The telephone call came out of the blue. Ronnie Tallon was one of the country's most distinguished architects and the firm he co-owned, Scott Tallon Walker, had designed several of the country's most famous modernist buildings, including RTÉ's headquarters at Montrose.
But this was a commission like nothing else. The caller was from the Archbishop of Dublin's office and the brief was to design the "physical arrangements" - as it was quaintly put - for the impending visit of Pope John Paul II.
The call came in on July 29, 1979, just a week after it had been first announced that the Polish pontiff would be paying an official visit to Ireland. Tallon would have just eight weeks to devise the construction of facilities for more than a million people on a large open site of the Phoenix Park known as the Fifteen Acres. As well as an altar, backdrop and seating for thousands of clergy, he would have to think of water supplies, drains, electricity and telephone lines.
──────────────────────────────
*WHAT YOU ARE ASKED TO DO*
Reproduce the part of the papal visit text starting with "The telephone call" and going on through "John Paul II.". The lines have no part in this.
──────────────────────────────
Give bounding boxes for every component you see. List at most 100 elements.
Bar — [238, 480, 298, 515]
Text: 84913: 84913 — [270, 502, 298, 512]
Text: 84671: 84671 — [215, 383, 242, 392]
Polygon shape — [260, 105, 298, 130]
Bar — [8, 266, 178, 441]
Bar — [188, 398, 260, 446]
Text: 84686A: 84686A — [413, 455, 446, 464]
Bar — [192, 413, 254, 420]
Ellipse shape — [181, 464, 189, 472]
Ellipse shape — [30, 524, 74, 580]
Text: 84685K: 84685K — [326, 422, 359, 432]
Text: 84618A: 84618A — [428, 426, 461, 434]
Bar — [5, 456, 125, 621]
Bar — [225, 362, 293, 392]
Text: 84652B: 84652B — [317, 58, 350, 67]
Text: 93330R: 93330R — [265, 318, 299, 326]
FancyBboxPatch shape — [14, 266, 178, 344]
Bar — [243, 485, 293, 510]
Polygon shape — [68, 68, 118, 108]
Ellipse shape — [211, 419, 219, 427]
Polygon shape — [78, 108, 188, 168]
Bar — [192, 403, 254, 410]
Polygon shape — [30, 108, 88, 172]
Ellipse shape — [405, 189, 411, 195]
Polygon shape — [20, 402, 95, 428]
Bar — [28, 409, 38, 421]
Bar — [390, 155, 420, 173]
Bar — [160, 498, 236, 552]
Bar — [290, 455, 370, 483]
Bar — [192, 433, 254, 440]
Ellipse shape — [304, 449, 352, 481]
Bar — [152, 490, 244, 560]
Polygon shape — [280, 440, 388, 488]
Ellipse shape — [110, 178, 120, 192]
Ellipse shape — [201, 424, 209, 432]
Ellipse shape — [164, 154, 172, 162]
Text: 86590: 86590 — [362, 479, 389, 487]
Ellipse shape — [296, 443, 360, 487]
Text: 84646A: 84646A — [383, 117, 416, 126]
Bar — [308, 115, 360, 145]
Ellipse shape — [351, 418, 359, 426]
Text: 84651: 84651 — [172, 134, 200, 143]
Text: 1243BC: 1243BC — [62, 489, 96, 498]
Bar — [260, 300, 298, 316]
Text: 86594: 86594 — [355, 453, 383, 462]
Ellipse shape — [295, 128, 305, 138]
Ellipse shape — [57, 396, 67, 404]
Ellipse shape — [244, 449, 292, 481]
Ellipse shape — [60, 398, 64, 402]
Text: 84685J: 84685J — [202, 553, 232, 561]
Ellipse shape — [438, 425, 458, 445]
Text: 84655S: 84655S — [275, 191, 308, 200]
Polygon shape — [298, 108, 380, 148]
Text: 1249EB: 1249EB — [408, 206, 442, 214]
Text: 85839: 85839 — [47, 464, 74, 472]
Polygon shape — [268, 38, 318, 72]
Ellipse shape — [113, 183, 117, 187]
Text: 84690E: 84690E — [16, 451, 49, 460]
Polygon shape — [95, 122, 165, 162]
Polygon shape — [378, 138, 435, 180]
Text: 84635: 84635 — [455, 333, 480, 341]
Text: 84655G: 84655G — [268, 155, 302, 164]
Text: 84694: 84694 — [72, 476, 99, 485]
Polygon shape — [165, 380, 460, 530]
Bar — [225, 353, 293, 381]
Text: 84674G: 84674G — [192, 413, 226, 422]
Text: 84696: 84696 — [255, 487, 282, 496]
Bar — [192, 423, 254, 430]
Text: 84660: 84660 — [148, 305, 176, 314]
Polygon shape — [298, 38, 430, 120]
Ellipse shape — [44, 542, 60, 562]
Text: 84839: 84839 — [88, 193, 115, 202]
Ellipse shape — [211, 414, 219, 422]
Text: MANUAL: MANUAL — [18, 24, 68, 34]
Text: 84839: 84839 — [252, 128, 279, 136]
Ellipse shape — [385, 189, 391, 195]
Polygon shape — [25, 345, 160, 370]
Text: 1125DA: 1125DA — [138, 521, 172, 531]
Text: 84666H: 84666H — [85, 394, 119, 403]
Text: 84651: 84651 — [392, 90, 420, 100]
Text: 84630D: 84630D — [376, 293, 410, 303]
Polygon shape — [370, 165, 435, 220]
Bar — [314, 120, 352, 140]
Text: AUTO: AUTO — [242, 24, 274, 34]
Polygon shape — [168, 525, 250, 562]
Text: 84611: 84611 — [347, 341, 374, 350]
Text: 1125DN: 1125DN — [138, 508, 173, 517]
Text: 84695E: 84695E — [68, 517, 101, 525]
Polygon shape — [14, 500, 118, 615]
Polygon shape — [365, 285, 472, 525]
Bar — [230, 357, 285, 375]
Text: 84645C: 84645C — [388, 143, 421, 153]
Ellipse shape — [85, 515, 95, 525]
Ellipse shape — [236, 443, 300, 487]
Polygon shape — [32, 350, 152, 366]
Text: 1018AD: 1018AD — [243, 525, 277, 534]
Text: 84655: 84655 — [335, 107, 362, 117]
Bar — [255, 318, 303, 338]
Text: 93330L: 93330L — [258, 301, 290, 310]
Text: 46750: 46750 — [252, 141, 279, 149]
──────────────────────────────
*RIGHT ANSWER*
The telephone call came out of the blue. Ronnie Tallon was one of the country's most distinguished architects and the firm he co-owned, Scott Tallon Walker, had designed several of the country's most famous modernist buildings, including RTÉ's headquarters at Montrose.
But this was a commission like nothing else. The caller was from the Archbishop of Dublin's office and the brief was to design the "physical arrangements" - as it was quaintly put - for the impending visit of Pope John Paul II.